Task goal:
Find every line with the word "this". Copy those lines.

<<<<

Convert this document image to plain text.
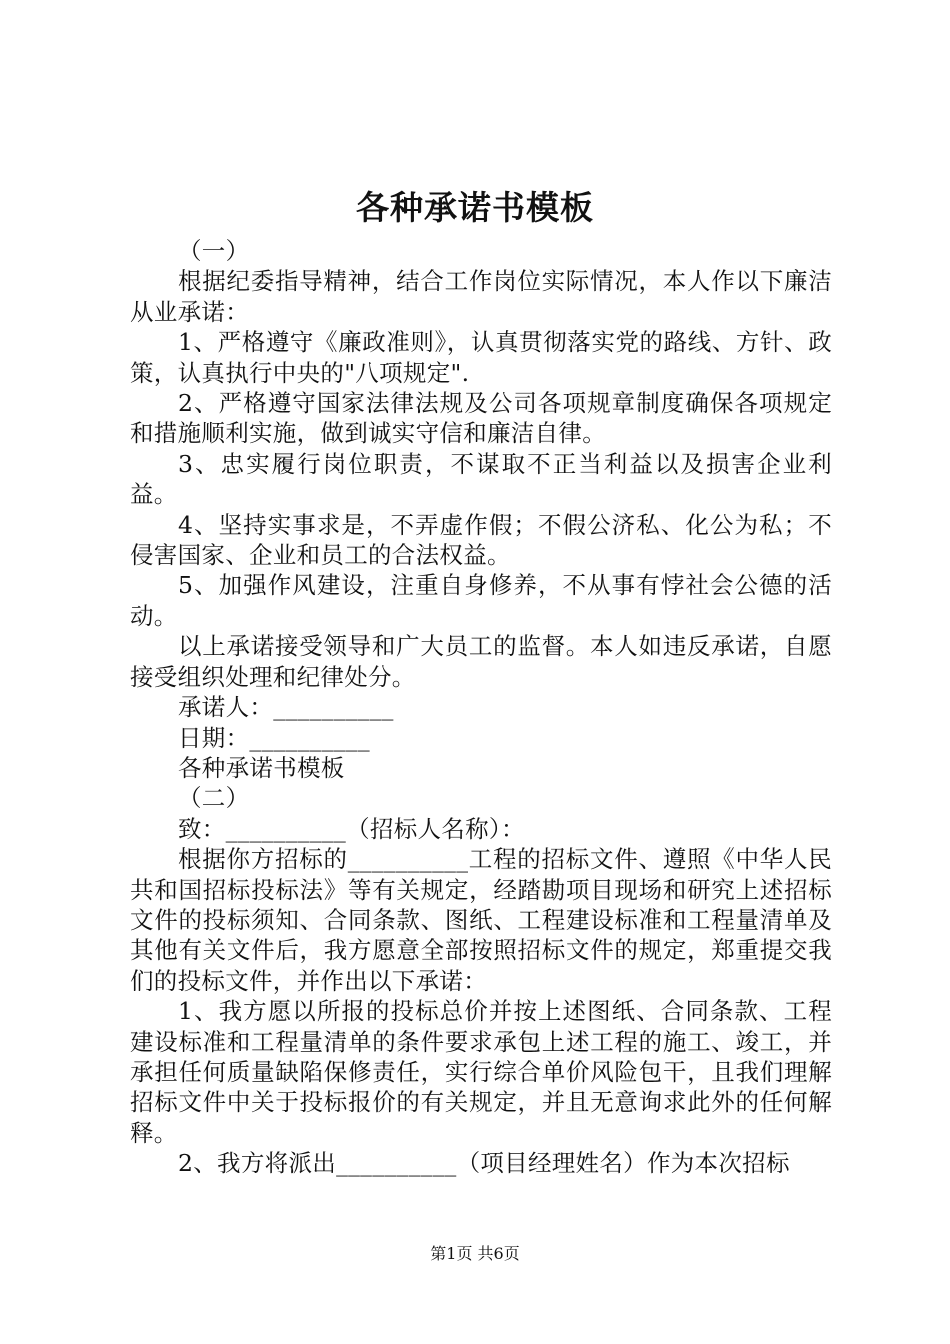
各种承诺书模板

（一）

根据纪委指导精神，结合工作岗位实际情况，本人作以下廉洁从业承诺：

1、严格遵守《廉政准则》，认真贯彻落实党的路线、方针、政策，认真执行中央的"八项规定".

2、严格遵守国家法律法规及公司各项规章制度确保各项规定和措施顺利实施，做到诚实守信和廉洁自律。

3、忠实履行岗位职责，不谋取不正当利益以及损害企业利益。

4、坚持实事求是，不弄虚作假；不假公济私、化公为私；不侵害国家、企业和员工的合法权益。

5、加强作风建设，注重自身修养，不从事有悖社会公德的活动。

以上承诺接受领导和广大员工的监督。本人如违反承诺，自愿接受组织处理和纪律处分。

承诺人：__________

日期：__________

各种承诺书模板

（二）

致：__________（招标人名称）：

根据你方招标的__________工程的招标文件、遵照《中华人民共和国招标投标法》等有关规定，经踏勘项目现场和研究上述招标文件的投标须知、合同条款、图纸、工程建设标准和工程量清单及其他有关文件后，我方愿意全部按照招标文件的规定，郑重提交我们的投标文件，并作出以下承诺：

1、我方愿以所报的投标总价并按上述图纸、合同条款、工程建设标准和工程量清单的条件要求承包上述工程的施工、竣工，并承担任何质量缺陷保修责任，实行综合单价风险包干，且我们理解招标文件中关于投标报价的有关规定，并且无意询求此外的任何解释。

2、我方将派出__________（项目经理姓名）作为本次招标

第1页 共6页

>>>>
<<<<

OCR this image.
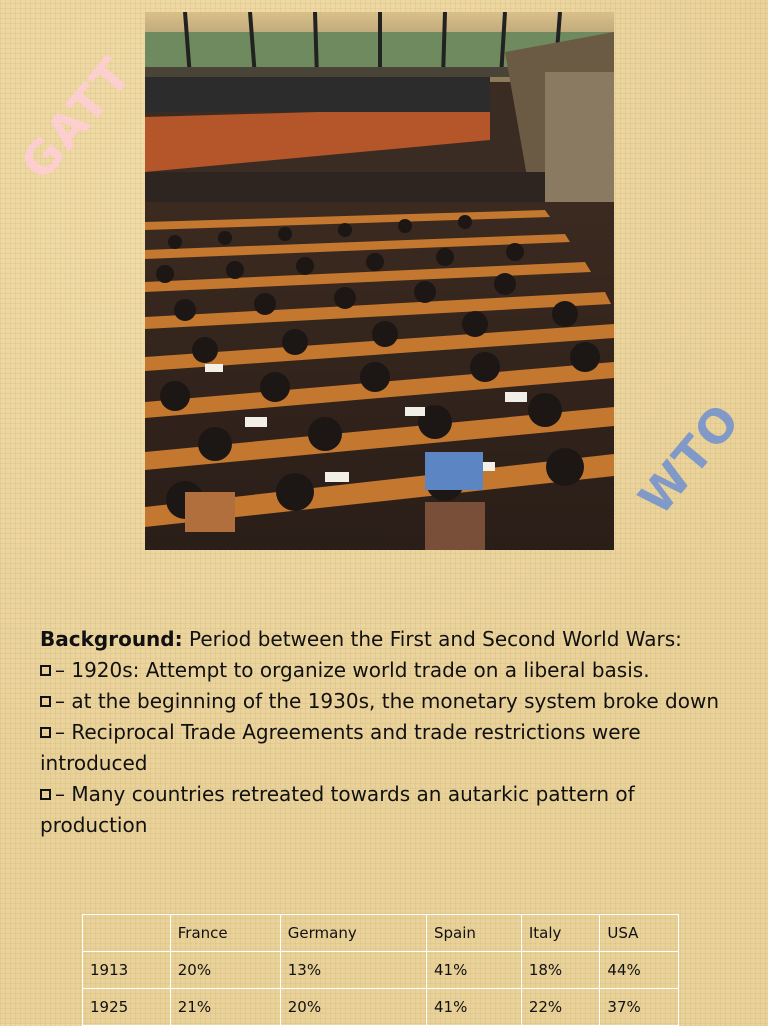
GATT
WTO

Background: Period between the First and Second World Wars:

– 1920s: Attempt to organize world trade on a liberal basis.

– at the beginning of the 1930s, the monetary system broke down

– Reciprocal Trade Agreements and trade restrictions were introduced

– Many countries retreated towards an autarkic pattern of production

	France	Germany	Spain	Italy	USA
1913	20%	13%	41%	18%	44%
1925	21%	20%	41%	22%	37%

>>>>

Output:
Convert this document image to plain text.
OCR this image.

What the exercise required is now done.